> What you have to do:
Looking at the data below, count the lines that contain the string "content". Write only the total.

> Input rows:
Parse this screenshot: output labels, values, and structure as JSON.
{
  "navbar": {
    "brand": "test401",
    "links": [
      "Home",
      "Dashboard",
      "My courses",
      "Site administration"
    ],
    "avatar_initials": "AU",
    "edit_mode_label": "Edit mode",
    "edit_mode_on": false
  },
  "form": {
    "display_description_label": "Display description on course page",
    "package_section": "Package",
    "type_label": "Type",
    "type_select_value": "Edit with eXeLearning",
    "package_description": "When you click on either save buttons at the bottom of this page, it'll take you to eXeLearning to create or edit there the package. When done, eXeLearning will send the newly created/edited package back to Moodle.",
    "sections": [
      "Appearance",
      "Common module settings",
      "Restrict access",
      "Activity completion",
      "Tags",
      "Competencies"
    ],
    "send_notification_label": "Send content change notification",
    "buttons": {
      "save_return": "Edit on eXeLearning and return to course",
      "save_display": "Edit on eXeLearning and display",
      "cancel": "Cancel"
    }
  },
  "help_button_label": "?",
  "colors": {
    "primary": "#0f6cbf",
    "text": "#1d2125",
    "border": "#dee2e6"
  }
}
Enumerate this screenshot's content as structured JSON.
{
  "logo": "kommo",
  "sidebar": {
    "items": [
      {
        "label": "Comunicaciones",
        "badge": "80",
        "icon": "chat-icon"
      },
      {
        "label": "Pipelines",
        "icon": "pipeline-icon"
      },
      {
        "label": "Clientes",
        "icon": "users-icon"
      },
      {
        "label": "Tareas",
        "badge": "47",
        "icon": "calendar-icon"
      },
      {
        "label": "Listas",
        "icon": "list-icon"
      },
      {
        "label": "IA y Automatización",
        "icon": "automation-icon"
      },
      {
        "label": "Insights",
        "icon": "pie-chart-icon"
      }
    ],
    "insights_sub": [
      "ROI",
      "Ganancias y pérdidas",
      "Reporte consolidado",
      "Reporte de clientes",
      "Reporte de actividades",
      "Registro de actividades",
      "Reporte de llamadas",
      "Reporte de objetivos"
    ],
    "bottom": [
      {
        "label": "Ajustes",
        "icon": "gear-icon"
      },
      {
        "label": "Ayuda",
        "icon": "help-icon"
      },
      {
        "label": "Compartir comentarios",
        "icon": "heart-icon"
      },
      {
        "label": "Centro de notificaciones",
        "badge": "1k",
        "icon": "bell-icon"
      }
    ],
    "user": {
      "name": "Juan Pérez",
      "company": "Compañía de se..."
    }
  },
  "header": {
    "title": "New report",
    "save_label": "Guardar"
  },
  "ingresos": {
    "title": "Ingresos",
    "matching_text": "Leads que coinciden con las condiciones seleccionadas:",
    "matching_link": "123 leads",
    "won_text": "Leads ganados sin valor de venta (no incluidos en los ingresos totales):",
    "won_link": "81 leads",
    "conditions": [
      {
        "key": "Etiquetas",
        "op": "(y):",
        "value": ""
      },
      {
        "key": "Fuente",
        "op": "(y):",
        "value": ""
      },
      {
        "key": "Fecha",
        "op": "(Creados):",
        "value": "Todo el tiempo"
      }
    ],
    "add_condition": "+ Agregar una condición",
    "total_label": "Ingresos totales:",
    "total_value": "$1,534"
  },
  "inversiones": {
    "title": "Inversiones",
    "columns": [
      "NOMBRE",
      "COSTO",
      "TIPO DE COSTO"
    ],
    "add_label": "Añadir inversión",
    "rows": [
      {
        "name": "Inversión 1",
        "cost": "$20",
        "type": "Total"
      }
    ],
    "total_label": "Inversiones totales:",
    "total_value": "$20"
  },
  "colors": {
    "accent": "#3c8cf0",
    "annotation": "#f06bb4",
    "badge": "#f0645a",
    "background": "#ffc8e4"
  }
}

> Completed task:
2